Data entries for graphics
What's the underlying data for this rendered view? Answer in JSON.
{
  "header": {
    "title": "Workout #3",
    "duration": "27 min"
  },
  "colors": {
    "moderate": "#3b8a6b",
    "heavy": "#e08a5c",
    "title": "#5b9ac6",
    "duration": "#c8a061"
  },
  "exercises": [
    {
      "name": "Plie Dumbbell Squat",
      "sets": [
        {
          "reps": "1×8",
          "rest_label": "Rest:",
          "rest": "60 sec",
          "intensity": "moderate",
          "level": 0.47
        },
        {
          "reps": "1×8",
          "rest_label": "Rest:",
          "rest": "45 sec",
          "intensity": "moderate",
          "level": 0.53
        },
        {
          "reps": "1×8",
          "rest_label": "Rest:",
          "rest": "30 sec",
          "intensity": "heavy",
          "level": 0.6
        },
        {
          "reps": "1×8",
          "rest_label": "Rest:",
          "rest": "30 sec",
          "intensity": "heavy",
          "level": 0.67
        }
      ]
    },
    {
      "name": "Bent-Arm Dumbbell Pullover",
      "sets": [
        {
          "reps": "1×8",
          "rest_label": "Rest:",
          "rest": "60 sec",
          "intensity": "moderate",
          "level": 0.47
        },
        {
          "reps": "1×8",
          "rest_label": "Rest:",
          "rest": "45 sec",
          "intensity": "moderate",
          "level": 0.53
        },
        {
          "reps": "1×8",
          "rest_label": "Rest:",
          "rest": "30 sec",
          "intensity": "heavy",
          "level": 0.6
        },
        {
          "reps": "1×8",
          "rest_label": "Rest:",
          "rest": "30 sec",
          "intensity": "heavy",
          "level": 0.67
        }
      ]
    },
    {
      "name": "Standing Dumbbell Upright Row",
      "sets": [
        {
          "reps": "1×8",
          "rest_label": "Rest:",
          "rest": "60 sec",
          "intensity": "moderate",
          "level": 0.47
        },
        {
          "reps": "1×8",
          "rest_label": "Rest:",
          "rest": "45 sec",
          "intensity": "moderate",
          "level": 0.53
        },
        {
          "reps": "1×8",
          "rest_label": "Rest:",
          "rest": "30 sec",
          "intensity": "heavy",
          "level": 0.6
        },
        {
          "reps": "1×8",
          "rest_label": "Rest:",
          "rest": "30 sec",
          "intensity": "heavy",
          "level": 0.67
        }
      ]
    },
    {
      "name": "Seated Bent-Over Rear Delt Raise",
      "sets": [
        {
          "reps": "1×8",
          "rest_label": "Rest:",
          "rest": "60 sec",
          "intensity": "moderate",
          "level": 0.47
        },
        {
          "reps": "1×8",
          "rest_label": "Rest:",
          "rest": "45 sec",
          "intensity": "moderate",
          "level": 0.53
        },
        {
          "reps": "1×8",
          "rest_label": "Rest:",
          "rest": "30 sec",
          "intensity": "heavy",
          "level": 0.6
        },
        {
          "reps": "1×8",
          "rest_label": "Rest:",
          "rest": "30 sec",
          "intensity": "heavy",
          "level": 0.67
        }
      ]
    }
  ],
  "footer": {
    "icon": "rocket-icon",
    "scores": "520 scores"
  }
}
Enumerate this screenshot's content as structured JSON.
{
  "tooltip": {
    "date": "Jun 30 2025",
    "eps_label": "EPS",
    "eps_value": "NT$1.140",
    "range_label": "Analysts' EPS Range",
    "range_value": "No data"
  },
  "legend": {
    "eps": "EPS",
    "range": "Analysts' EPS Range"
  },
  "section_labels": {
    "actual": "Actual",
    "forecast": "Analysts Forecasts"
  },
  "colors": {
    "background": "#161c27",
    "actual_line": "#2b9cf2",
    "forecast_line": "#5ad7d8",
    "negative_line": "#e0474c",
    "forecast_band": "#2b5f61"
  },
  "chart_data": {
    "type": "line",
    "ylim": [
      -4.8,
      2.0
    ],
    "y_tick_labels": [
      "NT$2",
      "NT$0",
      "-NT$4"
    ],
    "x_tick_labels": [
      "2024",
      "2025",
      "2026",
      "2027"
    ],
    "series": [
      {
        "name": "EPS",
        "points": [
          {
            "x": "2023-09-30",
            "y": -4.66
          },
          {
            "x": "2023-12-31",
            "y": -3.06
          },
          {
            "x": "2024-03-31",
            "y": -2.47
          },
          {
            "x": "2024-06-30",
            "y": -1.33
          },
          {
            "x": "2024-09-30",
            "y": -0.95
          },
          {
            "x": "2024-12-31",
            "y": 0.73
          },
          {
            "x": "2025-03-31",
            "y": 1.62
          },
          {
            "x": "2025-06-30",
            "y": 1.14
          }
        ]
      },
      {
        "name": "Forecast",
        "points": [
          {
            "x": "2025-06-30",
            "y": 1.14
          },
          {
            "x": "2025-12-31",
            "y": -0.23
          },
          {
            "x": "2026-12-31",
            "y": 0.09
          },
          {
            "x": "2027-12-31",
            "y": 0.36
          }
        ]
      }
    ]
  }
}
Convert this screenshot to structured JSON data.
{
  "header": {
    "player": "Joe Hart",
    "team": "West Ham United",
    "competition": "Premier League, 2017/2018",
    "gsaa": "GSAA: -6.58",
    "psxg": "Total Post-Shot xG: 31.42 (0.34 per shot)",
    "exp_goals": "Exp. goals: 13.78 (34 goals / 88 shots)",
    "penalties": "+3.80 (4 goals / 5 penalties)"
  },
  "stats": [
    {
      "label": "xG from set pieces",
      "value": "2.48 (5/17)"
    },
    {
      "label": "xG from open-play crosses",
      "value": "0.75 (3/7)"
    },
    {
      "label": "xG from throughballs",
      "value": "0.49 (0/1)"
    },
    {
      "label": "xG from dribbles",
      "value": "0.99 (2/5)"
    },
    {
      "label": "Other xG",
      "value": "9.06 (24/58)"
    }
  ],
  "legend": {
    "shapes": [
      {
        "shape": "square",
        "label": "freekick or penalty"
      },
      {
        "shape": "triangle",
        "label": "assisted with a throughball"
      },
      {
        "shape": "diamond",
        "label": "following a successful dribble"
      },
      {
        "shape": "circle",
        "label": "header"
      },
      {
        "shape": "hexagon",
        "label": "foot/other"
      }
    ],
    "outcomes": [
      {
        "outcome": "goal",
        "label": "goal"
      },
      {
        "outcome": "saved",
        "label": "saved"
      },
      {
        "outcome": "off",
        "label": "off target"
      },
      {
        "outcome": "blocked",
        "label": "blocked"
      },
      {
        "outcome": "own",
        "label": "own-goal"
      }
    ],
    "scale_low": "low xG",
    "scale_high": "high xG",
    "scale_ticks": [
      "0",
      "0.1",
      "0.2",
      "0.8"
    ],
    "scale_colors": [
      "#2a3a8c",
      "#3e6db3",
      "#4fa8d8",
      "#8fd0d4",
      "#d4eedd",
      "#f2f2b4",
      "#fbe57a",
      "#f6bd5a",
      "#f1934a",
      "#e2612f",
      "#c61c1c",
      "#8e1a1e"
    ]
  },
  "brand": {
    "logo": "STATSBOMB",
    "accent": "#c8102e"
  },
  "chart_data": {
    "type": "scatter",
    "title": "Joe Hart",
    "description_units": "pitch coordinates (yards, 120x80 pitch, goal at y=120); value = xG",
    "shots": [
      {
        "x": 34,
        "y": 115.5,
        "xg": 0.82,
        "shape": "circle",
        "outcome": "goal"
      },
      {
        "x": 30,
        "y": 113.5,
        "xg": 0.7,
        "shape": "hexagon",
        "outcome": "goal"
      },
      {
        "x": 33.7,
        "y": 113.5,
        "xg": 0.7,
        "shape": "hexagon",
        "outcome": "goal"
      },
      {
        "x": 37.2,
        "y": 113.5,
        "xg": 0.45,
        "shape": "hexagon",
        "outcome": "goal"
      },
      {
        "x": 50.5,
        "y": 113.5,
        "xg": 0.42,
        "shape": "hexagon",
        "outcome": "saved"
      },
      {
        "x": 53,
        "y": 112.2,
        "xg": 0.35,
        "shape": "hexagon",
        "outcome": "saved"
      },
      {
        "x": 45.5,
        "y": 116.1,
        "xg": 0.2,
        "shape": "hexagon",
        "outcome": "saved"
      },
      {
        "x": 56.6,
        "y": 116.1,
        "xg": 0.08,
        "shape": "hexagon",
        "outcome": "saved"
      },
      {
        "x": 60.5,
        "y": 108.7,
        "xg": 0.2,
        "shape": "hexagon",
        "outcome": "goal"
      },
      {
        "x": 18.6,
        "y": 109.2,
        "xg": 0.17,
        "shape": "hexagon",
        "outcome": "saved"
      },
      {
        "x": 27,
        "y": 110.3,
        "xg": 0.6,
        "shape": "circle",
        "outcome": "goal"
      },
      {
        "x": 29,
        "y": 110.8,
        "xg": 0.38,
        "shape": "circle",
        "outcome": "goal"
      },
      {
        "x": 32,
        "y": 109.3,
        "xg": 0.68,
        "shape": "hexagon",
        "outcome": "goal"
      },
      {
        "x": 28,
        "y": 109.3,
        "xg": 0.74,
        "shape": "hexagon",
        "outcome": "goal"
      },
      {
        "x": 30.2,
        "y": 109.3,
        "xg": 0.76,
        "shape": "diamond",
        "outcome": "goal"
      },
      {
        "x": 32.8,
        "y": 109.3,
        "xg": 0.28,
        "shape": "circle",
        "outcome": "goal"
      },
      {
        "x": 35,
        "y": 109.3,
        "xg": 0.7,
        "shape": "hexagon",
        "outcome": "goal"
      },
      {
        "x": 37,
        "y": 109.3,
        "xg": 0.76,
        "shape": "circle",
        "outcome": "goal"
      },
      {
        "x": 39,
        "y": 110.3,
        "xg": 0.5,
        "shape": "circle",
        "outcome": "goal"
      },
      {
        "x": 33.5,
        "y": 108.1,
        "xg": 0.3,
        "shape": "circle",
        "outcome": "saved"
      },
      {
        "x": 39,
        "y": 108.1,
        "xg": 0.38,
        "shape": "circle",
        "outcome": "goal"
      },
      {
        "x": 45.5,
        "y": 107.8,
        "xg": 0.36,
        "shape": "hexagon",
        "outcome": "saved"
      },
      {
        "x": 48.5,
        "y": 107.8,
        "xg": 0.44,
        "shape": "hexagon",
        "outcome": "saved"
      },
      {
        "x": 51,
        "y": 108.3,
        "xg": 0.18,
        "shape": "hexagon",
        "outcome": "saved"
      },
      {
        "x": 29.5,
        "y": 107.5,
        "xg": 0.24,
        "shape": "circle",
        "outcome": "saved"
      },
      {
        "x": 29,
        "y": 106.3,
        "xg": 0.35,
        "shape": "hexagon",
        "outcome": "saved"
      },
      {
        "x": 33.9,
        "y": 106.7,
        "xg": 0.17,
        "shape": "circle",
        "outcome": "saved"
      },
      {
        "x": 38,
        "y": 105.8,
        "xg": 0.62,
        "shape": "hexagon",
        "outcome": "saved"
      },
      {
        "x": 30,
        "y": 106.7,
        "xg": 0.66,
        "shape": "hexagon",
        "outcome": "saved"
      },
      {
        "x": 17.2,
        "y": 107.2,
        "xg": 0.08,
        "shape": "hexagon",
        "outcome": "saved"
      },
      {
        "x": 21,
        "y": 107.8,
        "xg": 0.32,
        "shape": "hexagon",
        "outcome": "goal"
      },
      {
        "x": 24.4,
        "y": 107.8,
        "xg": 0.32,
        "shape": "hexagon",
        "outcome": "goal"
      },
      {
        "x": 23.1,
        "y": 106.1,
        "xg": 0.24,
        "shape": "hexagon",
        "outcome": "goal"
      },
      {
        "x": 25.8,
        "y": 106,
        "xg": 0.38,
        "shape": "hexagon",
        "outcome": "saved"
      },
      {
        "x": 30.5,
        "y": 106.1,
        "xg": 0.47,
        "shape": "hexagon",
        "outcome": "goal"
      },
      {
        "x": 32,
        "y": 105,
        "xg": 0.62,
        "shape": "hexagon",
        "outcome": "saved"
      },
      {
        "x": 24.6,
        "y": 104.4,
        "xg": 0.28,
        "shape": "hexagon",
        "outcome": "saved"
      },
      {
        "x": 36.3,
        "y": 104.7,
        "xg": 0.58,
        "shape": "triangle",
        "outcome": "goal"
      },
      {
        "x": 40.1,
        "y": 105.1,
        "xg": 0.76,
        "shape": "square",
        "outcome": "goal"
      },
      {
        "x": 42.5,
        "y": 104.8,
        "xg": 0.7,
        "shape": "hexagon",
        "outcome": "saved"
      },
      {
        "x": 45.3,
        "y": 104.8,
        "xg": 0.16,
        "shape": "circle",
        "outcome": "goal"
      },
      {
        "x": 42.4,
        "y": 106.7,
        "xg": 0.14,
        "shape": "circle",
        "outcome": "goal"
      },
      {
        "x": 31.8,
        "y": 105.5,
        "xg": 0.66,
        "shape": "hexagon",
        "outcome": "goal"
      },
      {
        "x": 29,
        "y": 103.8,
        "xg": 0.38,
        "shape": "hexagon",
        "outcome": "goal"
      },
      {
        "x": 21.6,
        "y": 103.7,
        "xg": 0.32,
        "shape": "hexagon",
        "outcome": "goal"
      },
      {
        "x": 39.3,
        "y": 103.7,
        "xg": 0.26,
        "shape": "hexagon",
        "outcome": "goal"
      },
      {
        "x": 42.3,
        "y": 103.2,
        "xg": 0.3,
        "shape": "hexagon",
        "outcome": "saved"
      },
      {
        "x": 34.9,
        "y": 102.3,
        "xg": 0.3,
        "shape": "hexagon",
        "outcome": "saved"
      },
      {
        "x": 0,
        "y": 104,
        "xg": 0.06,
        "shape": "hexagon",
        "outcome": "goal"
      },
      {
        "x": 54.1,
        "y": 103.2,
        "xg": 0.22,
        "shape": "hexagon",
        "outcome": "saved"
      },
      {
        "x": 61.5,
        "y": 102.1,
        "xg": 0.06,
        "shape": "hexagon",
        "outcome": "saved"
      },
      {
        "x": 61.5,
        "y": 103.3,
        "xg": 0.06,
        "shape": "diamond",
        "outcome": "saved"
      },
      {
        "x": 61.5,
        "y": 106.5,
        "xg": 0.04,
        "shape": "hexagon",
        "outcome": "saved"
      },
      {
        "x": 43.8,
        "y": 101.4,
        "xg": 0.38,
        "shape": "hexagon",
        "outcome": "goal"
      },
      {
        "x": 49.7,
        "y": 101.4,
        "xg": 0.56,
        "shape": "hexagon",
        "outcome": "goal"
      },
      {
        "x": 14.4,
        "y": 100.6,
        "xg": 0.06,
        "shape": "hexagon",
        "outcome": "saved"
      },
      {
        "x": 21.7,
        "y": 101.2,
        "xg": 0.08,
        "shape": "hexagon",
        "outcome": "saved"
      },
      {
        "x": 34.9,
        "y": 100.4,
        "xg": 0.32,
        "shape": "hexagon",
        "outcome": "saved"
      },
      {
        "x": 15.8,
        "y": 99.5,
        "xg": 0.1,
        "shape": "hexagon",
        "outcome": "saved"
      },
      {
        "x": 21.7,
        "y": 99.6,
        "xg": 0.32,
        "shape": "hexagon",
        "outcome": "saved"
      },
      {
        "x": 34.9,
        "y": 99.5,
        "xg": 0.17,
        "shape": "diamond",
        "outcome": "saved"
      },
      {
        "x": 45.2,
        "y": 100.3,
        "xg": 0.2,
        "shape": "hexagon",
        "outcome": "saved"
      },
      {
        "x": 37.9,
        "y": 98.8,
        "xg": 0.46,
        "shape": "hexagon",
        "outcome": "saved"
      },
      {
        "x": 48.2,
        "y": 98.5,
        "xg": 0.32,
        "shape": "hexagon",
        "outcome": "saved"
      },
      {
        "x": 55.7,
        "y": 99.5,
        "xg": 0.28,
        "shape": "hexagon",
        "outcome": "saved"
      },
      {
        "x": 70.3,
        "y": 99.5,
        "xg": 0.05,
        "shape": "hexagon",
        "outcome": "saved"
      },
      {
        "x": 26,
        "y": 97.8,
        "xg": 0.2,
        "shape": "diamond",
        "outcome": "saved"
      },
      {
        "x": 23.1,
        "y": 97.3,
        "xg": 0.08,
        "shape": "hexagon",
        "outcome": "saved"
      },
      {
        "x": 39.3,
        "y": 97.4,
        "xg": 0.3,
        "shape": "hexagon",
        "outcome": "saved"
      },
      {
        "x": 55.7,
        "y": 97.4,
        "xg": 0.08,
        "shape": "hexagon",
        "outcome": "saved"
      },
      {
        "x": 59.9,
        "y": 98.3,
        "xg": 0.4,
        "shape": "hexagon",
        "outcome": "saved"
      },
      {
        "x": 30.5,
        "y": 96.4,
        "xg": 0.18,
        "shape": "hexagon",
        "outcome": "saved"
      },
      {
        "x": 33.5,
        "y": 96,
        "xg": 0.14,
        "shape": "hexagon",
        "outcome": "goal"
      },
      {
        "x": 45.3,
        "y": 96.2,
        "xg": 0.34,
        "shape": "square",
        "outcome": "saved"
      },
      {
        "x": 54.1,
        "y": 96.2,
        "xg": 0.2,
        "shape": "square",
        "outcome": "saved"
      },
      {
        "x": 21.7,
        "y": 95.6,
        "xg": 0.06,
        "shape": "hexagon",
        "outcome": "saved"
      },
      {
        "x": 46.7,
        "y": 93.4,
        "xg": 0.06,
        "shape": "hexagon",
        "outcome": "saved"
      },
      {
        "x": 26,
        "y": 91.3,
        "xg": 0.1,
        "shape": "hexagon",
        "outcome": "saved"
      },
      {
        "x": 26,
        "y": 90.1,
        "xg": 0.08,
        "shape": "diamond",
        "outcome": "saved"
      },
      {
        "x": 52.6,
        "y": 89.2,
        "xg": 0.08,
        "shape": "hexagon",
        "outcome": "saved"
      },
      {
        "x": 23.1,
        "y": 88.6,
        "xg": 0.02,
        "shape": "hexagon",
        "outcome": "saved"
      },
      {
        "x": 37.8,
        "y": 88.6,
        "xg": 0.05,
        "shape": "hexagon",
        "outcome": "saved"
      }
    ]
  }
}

* **CHALLENGE**: Show every line of the listing in which the string "this" can be found.

* **ANSWER TO THE TASK**:
What's the underlying data for this rendered view? Answer in JSON.
Enumerate this screenshot's content as structured JSON.
Convert this screenshot to structured JSON data.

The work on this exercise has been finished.